→ WORK TO COMPLETE:
Look through the records that follow. Copy every line containing the word "column".

ROWS start

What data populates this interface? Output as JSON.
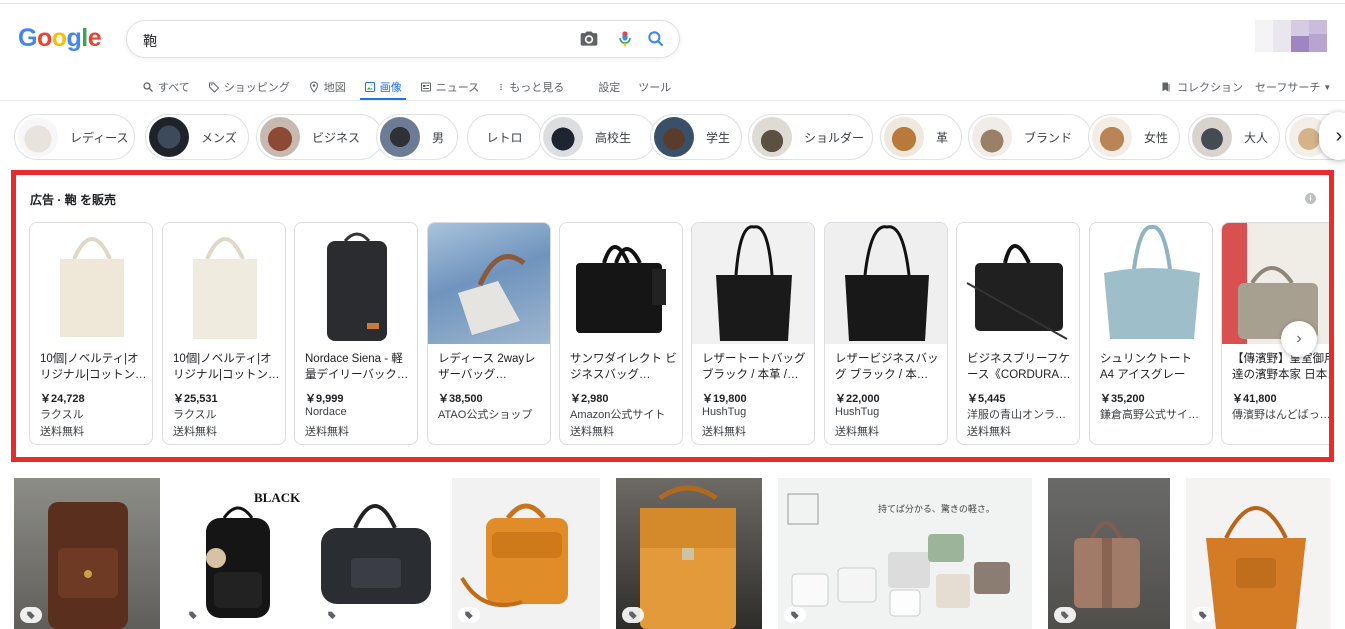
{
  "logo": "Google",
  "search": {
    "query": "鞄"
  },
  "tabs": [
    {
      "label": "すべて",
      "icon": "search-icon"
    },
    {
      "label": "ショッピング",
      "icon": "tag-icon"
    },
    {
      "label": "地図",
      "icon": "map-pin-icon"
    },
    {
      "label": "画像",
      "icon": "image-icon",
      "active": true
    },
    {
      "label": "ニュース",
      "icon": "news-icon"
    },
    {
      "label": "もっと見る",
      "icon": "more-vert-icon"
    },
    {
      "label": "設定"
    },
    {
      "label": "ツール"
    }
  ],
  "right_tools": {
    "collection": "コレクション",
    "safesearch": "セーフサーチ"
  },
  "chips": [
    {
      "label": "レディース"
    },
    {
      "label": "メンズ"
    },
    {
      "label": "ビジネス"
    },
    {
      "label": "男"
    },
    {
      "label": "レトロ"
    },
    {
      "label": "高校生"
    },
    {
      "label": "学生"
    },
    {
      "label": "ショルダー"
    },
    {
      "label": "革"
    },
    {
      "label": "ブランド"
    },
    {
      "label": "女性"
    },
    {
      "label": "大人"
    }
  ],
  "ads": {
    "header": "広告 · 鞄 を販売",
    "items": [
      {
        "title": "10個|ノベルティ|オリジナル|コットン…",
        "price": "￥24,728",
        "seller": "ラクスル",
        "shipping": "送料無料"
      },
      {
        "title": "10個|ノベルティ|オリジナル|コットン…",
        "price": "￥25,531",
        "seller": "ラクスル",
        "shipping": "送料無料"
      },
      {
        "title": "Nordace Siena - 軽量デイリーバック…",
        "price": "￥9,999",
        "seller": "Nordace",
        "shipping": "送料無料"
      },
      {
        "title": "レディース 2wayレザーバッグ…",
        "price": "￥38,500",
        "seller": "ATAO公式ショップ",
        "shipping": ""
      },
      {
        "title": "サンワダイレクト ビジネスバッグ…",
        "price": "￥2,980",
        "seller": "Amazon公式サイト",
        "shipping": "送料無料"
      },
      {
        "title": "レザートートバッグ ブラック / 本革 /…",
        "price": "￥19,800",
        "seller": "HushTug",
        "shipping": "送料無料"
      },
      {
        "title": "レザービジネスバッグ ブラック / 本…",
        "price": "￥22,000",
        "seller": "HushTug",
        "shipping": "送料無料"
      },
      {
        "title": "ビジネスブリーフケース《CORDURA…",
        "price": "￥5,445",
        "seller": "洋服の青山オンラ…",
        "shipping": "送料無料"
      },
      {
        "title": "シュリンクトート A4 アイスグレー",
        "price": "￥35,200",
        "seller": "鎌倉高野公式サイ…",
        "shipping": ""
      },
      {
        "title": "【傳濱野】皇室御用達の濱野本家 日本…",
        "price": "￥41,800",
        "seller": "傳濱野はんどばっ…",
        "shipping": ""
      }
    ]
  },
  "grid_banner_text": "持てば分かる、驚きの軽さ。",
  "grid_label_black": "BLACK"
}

ROWS end
ROWS start

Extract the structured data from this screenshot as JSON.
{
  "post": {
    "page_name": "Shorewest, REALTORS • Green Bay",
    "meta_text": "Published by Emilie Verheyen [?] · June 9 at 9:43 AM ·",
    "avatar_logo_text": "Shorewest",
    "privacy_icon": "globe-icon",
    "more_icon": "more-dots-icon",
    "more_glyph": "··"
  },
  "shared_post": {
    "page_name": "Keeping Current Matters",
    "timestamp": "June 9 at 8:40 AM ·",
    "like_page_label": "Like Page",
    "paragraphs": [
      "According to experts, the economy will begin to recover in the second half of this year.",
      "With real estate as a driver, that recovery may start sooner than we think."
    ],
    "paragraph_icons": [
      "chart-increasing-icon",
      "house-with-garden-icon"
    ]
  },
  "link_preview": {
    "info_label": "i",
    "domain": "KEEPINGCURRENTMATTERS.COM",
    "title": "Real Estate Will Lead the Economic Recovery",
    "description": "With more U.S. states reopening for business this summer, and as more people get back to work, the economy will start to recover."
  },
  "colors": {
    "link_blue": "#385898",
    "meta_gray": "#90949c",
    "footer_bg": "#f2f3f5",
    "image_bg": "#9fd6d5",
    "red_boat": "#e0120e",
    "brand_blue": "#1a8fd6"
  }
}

ROWS end
ROWS start

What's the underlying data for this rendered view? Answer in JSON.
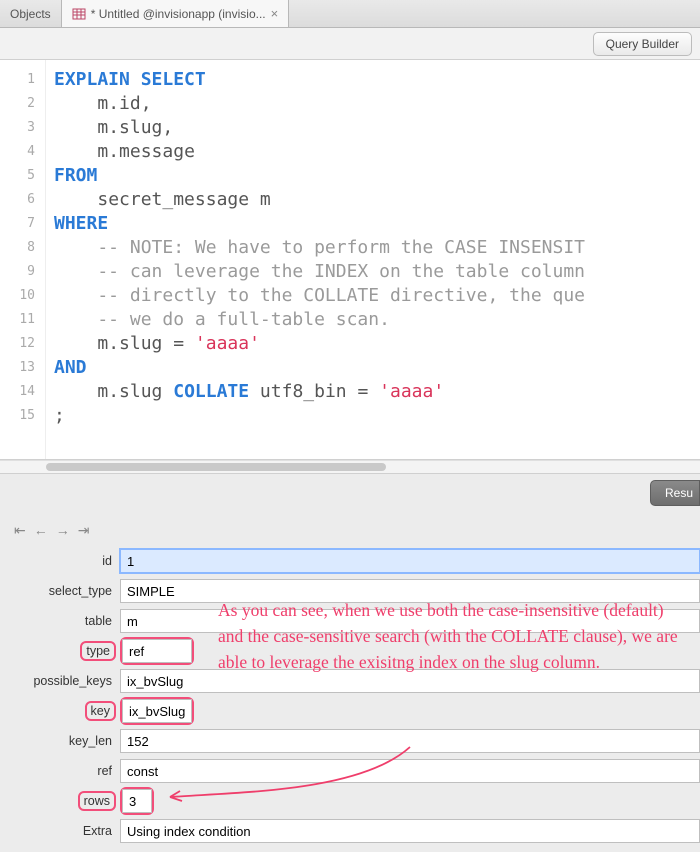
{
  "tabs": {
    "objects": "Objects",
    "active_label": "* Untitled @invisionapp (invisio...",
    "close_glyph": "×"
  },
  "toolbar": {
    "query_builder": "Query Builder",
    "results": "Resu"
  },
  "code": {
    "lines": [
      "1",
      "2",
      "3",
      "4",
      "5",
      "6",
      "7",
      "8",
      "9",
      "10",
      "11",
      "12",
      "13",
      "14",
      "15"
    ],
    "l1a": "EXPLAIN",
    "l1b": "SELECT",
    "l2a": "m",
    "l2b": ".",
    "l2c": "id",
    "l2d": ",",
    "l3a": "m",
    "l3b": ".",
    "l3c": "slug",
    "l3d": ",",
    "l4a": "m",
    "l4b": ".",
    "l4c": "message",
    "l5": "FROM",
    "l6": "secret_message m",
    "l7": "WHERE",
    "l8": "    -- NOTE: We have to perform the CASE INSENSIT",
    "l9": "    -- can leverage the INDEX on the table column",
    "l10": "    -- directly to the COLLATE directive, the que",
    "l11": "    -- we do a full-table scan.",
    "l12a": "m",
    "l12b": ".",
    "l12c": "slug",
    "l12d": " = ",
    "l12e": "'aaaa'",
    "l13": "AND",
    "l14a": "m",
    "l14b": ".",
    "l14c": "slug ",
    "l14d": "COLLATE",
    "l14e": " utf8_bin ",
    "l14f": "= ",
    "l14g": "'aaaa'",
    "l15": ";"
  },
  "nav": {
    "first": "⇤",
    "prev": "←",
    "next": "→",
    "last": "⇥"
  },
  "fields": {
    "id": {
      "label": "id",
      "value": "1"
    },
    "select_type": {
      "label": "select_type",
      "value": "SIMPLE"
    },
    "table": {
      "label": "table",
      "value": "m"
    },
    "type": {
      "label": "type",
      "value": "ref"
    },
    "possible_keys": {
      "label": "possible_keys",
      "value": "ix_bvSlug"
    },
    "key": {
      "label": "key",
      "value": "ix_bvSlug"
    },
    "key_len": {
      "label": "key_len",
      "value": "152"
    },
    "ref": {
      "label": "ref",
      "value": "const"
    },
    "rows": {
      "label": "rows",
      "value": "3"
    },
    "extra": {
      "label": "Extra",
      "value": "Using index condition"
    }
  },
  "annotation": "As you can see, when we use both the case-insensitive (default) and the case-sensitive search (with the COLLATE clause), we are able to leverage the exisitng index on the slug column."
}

ROWS end

→ RESPONSE TO THIS TASK:
    "l9": "    -- can leverage the INDEX on the table column",
  "annotation": "As you can see, when we use both the case-insensitive (default) and the case-sensitive search (with the COLLATE clause), we are able to leverage the exisitng index on the slug column."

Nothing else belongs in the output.